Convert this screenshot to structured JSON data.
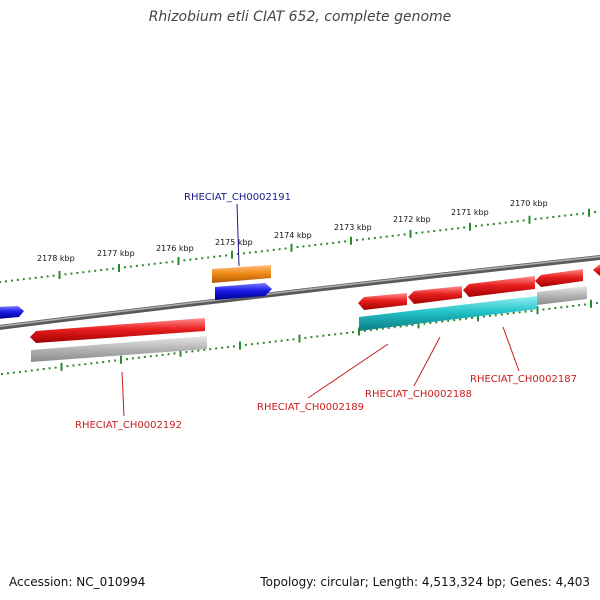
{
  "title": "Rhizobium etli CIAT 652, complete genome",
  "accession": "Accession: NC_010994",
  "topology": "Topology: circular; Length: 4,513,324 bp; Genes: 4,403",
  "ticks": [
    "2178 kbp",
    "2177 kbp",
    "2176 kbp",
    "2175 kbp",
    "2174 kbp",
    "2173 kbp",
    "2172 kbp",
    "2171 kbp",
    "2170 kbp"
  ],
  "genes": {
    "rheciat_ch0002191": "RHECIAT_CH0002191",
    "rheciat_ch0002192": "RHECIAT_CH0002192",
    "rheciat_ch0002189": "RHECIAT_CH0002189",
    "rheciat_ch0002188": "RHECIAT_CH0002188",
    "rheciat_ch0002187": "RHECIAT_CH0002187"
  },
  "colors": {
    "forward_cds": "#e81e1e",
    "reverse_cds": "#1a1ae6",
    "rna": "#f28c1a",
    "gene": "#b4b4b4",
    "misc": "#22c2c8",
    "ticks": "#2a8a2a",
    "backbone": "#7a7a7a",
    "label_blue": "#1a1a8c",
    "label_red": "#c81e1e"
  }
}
============================================================
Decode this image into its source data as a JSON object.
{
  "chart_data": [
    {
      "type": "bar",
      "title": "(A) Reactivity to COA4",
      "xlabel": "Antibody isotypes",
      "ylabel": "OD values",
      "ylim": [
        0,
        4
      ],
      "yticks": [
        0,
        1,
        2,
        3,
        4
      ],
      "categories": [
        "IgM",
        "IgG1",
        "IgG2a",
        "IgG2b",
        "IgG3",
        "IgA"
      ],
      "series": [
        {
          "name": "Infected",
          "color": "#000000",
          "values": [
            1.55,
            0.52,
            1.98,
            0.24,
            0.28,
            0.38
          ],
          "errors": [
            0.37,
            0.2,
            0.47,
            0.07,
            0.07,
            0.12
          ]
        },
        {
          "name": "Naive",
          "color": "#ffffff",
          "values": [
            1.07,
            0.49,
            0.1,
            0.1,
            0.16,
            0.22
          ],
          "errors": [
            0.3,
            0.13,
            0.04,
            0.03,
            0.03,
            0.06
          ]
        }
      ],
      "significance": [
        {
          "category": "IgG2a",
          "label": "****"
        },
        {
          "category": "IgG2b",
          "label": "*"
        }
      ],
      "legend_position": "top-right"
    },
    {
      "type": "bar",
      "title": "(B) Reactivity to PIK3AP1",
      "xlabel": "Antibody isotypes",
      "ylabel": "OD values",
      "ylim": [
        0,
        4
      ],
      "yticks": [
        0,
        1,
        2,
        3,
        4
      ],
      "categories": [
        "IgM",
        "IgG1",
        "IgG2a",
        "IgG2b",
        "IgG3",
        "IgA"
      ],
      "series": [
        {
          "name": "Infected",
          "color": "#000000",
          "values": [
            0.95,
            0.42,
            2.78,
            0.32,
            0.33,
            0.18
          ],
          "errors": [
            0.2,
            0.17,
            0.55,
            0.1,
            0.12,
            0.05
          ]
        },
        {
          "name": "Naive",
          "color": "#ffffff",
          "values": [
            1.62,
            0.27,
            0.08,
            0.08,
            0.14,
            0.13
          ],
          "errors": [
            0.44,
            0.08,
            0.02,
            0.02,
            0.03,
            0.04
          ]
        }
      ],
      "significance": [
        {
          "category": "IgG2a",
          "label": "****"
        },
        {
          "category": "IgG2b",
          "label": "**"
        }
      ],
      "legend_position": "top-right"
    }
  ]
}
============================================================
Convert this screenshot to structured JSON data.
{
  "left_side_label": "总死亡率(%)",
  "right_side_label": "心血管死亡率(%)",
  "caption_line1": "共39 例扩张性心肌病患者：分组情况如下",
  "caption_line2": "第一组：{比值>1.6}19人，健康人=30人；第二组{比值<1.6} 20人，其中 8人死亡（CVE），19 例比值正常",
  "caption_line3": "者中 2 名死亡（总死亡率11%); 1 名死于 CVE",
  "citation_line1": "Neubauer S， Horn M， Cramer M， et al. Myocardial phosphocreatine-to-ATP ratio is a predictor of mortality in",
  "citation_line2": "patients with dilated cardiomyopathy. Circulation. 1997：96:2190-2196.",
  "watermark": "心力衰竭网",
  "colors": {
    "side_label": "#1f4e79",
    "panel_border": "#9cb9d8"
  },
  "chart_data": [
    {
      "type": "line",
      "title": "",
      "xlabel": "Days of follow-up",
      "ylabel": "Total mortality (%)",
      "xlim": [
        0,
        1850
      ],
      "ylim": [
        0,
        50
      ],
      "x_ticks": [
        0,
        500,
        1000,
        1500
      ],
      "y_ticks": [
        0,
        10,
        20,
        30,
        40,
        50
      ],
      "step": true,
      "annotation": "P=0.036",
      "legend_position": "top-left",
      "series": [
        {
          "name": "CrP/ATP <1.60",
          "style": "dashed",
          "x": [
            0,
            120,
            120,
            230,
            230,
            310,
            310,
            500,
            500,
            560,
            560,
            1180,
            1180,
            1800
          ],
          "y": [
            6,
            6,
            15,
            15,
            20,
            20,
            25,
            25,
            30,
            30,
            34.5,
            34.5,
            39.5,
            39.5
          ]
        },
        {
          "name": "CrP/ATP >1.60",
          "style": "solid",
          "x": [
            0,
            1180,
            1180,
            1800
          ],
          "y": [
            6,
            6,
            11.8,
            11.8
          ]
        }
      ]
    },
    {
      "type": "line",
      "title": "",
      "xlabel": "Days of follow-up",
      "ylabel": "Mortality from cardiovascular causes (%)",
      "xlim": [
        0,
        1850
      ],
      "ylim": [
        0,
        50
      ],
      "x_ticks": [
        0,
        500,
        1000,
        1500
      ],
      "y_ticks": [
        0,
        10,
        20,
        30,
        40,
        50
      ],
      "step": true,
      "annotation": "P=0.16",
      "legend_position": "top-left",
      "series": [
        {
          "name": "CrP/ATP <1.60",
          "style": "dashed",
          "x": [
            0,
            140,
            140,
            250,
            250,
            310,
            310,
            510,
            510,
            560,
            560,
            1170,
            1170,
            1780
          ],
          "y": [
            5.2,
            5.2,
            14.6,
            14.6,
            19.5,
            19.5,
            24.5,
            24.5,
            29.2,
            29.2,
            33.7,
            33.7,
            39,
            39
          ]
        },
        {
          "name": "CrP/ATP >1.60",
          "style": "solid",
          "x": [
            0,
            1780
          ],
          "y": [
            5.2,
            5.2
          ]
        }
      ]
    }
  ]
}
============================================================
WHAT THE EXERCISE ASKS: Every line that contains "Reactivity" should be copied out of the data.

OUTPUT FOR THIS TASK:
      "title": "(A) Reactivity to COA4",
      "title": "(B) Reactivity to PIK3AP1",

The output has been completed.